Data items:
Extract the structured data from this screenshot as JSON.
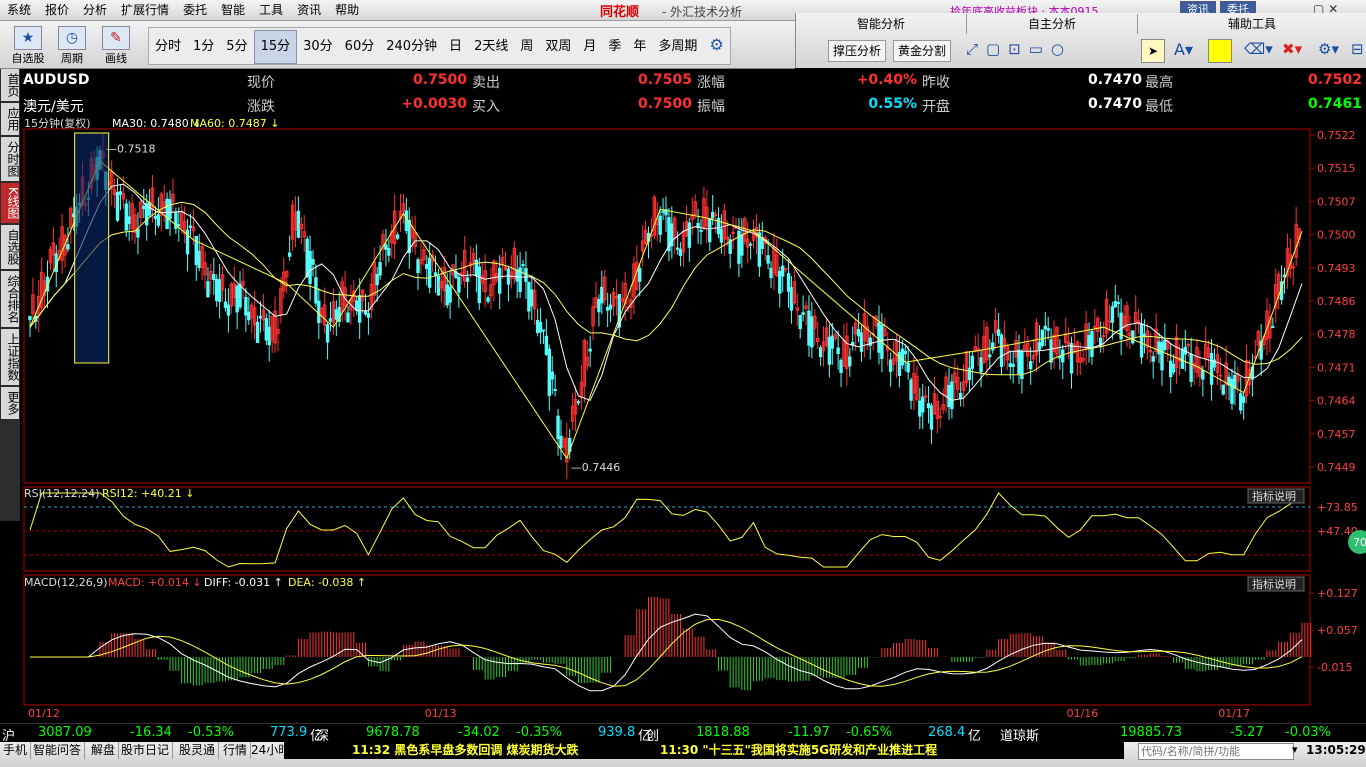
{
  "menu": [
    "系统",
    "报价",
    "分析",
    "扩展行情",
    "委托",
    "智能",
    "工具",
    "资讯",
    "帮助"
  ],
  "brand": "同花顺",
  "brand_subtitle": "- 外汇技术分析",
  "top_ticker": "拾年底高收益板块  ·  本本0915",
  "top_buttons": [
    "资讯",
    "委托"
  ],
  "toolbar_tools": [
    {
      "label": "自选股",
      "icon": "star-icon"
    },
    {
      "label": "周期",
      "icon": "clock-icon"
    },
    {
      "label": "画线",
      "icon": "pen-icon"
    }
  ],
  "periods": [
    "分时",
    "1分",
    "5分",
    "15分",
    "30分",
    "60分",
    "240分钟",
    "日",
    "2天线",
    "周",
    "双周",
    "月",
    "季",
    "年",
    "多周期"
  ],
  "active_period": "15分",
  "panels": {
    "smart": {
      "title": "智能分析",
      "buttons": [
        "撑压分析",
        "黄金分割"
      ]
    },
    "own": {
      "title": "自主分析"
    },
    "aux": {
      "title": "辅助工具",
      "color_swatch": "#ffff00"
    }
  },
  "sidebar_tabs": [
    "首页",
    "应用",
    "分时图",
    "K线图",
    "自选股",
    "综合排名",
    "上证指数",
    "更多"
  ],
  "sidebar_active": "K线图",
  "quote": {
    "symbol": "AUDUSD",
    "name": "澳元/美元",
    "row1": [
      {
        "label": "现价",
        "value": "0.7500",
        "color": "#ff3030"
      },
      {
        "label": "卖出",
        "value": "0.7505",
        "color": "#ff3030"
      },
      {
        "label": "涨幅",
        "value": "+0.40%",
        "color": "#ff3030"
      },
      {
        "label": "昨收",
        "value": "0.7470",
        "color": "#ffffff"
      },
      {
        "label": "最高",
        "value": "0.7502",
        "color": "#ff3030"
      }
    ],
    "row2": [
      {
        "label": "涨跌",
        "value": "+0.0030",
        "color": "#ff3030"
      },
      {
        "label": "买入",
        "value": "0.7500",
        "color": "#ff3030"
      },
      {
        "label": "振幅",
        "value": "0.55%",
        "color": "#00e0ff"
      },
      {
        "label": "开盘",
        "value": "0.7470",
        "color": "#ffffff"
      },
      {
        "label": "最低",
        "value": "0.7461",
        "color": "#00ff00"
      }
    ]
  },
  "ma_legend": {
    "period": "15分钟(复权)",
    "ma30": "MA30: 0.7480",
    "ma60": "MA60: 0.7487"
  },
  "rsi_legend": {
    "name": "RSI(12,12,24)",
    "value": "RSI12: +40.21"
  },
  "macd_legend": {
    "name": "MACD(12,26,9)",
    "macd": "MACD: +0.014",
    "diff": "DIFF: -0.031",
    "dea": "DEA: -0.038"
  },
  "indicator_help": "指标说明",
  "rsi_badge": "70",
  "chart_data": {
    "type": "line",
    "price_axis": [
      "0.7522",
      "0.7515",
      "0.7507",
      "0.7500",
      "0.7493",
      "0.7486",
      "0.7478",
      "0.7471",
      "0.7464",
      "0.7457",
      "0.7449"
    ],
    "price_range": [
      0.7446,
      0.7522
    ],
    "high_label": "0.7518",
    "low_label": "0.7446",
    "rsi_axis": [
      "+73.85",
      "+47.40"
    ],
    "macd_axis": [
      "+0.127",
      "+0.057",
      "-0.015"
    ],
    "date_labels": [
      "01/12",
      "01/13",
      "01/16",
      "01/17"
    ],
    "close": [
      0.7478,
      0.7485,
      0.7492,
      0.7497,
      0.7503,
      0.751,
      0.7516,
      0.7512,
      0.7505,
      0.7502,
      0.7504,
      0.7506,
      0.7505,
      0.7503,
      0.7498,
      0.7492,
      0.7487,
      0.7485,
      0.7486,
      0.7482,
      0.7478,
      0.7476,
      0.7488,
      0.7506,
      0.7494,
      0.7482,
      0.7478,
      0.7484,
      0.7483,
      0.7482,
      0.7492,
      0.7498,
      0.7504,
      0.7497,
      0.7492,
      0.749,
      0.7487,
      0.749,
      0.7493,
      0.7486,
      0.7489,
      0.7491,
      0.7492,
      0.7486,
      0.7478,
      0.7463,
      0.7448,
      0.746,
      0.7474,
      0.7486,
      0.7484,
      0.7482,
      0.7488,
      0.7498,
      0.7505,
      0.75,
      0.7497,
      0.7502,
      0.7503,
      0.7501,
      0.75,
      0.7497,
      0.75,
      0.7495,
      0.7492,
      0.7488,
      0.7483,
      0.7478,
      0.7475,
      0.7473,
      0.7471,
      0.7475,
      0.7478,
      0.7476,
      0.7472,
      0.747,
      0.7464,
      0.7458,
      0.746,
      0.7463,
      0.7466,
      0.747,
      0.7473,
      0.7475,
      0.7472,
      0.747,
      0.7473,
      0.7476,
      0.7474,
      0.7472,
      0.7472,
      0.7475,
      0.7478,
      0.7482,
      0.7479,
      0.7477,
      0.7474,
      0.7473,
      0.7471,
      0.7472,
      0.7469,
      0.747,
      0.7468,
      0.7465,
      0.7463,
      0.747,
      0.7476,
      0.7484,
      0.7492,
      0.75
    ]
  },
  "indices": [
    {
      "name": "沪",
      "price": "3087.09",
      "chg": "-16.34",
      "pct": "-0.53%",
      "amt": "773.9",
      "unit": "亿"
    },
    {
      "name": "深",
      "price": "9678.78",
      "chg": "-34.02",
      "pct": "-0.35%",
      "amt": "939.8",
      "unit": "亿"
    },
    {
      "name": "创",
      "price": "1818.88",
      "chg": "-11.97",
      "pct": "-0.65%",
      "amt": "268.4",
      "unit": "亿"
    },
    {
      "name": "道琼斯",
      "price": "19885.73",
      "chg": "-5.27",
      "pct": "-0.03%"
    }
  ],
  "status_tabs": [
    "手机",
    "智能问答",
    "解盘",
    "股市日记",
    "股灵通",
    "行情",
    "24小时滚动"
  ],
  "news": [
    "11:32 黑色系早盘多数回调 煤炭期货大跌",
    "11:30 \"十三五\"我国将实施5G研发和产业推进工程"
  ],
  "search_placeholder": "代码/名称/简拼/功能",
  "clock": "13:05:29"
}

WHAT IS ASKED ▸
Say the number of lines in the records above that include the string "name", and no more.

SOLUTION TO THIS EXERCISE ▸
7